*WHAT YOU SHOULD DO:* State how many lines of the listing below include the word "title". Give only the number.

---

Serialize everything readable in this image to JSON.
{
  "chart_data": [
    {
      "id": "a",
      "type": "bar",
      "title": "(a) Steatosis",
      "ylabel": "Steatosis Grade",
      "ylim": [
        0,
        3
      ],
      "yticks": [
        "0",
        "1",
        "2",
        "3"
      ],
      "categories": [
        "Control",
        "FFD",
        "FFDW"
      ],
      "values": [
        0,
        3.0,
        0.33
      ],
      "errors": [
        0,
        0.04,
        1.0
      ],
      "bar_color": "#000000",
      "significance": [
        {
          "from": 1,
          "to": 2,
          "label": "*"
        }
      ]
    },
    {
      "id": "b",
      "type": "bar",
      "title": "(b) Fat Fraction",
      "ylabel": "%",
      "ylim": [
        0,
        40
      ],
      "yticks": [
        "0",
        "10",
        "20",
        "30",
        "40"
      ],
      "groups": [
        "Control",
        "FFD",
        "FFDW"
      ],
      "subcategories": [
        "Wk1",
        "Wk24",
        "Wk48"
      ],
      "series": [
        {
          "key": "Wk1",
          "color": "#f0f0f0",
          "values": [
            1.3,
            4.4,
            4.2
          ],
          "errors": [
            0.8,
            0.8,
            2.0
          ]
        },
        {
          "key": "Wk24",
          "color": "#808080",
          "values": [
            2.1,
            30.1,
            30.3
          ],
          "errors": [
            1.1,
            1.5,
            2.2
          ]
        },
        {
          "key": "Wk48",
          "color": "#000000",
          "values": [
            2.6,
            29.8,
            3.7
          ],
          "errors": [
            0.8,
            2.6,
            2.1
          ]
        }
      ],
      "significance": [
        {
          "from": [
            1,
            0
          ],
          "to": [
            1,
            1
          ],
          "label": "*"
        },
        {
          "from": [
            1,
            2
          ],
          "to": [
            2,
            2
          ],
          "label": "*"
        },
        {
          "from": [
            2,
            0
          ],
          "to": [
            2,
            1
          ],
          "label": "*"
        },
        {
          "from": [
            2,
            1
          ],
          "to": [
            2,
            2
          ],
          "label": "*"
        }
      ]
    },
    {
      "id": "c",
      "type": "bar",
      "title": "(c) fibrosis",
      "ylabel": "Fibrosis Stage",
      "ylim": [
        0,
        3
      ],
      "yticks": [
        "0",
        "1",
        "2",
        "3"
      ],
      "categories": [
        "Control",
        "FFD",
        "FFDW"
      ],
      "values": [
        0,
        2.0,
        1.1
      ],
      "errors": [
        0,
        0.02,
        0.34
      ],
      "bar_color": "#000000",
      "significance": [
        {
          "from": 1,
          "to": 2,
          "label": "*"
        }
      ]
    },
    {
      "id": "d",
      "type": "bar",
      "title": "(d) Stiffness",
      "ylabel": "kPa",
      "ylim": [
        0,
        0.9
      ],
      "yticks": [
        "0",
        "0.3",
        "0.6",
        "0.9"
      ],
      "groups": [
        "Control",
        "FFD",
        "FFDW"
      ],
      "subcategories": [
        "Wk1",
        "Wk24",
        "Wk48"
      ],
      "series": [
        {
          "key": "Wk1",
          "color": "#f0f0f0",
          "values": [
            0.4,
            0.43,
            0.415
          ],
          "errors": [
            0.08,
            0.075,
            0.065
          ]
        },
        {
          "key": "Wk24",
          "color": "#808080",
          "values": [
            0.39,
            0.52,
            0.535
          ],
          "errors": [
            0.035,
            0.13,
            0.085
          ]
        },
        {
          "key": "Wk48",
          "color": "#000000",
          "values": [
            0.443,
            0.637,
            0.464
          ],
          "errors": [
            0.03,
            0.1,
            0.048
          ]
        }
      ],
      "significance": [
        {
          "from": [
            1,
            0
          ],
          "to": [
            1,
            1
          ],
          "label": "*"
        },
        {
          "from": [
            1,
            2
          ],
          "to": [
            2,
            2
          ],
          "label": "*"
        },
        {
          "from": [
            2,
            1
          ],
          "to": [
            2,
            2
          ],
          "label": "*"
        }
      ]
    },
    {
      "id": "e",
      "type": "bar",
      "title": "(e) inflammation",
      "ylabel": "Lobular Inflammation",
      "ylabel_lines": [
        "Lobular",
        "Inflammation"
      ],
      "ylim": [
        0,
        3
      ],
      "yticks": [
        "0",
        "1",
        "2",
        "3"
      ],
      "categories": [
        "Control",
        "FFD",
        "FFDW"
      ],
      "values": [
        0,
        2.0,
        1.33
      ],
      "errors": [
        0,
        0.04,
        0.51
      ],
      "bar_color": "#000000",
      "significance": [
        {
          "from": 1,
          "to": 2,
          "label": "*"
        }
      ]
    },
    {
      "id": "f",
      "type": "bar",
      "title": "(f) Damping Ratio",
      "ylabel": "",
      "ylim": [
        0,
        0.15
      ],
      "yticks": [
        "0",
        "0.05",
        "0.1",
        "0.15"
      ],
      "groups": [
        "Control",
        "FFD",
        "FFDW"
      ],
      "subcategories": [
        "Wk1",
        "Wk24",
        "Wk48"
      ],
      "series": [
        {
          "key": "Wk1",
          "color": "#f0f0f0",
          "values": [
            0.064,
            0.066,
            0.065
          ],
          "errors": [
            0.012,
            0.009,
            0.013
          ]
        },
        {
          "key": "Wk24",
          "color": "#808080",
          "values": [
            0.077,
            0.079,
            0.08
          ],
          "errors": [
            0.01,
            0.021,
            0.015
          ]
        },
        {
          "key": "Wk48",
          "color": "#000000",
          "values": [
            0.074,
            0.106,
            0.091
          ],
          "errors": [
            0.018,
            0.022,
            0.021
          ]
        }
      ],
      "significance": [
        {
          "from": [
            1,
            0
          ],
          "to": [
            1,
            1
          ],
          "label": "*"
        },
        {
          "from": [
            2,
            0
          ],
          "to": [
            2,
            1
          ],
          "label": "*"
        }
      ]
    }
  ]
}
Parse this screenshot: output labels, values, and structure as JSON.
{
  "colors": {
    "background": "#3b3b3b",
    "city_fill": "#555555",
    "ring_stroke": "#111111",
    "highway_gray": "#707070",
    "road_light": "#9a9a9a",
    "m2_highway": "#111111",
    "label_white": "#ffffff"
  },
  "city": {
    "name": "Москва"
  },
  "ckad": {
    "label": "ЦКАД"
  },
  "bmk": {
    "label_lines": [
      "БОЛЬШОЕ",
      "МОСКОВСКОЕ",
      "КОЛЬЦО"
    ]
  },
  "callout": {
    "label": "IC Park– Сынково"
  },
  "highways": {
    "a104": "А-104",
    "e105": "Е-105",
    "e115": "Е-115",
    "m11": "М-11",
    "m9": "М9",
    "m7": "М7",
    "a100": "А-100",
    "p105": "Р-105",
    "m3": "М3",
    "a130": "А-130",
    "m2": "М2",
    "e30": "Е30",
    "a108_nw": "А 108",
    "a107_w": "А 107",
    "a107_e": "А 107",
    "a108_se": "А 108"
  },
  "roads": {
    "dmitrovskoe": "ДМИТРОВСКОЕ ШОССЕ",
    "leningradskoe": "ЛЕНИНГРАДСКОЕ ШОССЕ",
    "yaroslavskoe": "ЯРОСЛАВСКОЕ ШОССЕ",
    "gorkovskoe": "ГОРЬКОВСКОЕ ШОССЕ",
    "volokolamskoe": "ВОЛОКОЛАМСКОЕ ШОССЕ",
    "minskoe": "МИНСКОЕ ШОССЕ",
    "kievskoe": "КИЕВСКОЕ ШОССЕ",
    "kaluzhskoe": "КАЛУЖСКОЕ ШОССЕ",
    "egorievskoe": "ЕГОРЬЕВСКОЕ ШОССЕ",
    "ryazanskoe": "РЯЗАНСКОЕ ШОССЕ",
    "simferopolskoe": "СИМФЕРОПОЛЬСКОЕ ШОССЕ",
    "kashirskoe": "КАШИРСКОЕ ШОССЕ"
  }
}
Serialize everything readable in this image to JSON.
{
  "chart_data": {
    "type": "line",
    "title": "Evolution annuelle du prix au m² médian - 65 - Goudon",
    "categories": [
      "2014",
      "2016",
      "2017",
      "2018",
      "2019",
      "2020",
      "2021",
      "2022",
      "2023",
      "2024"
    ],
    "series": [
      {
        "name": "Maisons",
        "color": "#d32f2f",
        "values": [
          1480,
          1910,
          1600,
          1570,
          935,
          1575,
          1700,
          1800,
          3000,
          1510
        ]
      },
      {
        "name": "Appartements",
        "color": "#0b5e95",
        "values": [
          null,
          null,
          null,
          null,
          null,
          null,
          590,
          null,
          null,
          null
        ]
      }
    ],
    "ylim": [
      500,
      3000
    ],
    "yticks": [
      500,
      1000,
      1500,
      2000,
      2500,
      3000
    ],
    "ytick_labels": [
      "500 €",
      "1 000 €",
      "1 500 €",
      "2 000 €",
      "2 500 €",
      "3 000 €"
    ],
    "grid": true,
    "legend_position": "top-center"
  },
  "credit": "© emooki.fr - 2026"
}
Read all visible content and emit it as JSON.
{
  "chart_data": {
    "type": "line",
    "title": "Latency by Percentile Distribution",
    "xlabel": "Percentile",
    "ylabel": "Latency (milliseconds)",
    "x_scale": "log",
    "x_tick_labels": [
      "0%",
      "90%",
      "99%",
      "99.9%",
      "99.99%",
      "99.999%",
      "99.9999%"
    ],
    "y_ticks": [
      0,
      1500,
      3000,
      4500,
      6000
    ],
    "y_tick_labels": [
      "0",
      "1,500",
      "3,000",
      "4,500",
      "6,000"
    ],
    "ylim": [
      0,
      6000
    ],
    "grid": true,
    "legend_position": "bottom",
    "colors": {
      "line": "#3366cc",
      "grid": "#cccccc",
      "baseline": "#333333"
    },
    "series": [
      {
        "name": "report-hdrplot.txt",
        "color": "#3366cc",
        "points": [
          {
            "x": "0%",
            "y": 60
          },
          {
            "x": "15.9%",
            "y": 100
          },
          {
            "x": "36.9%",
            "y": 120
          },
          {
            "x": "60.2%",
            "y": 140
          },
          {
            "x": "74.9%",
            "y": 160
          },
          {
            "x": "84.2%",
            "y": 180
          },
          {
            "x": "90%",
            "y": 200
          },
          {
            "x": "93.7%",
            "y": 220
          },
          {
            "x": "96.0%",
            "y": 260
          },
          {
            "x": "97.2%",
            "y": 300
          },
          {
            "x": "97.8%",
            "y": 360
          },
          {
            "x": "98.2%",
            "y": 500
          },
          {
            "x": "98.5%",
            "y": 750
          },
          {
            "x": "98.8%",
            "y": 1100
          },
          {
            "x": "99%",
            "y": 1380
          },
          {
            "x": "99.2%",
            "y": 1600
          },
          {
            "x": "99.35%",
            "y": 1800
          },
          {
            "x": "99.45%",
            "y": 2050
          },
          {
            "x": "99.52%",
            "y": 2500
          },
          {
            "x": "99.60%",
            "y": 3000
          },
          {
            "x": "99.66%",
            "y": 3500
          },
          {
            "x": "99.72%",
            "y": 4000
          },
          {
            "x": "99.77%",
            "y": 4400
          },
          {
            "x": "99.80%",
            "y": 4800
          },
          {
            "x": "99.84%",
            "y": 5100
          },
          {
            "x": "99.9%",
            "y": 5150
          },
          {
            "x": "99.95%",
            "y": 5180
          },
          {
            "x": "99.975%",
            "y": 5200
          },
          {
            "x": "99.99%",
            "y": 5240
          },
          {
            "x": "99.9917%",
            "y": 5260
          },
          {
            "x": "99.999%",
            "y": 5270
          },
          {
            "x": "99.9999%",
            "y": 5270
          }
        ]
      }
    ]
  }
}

---

*SOLVED PROBLEM:* 8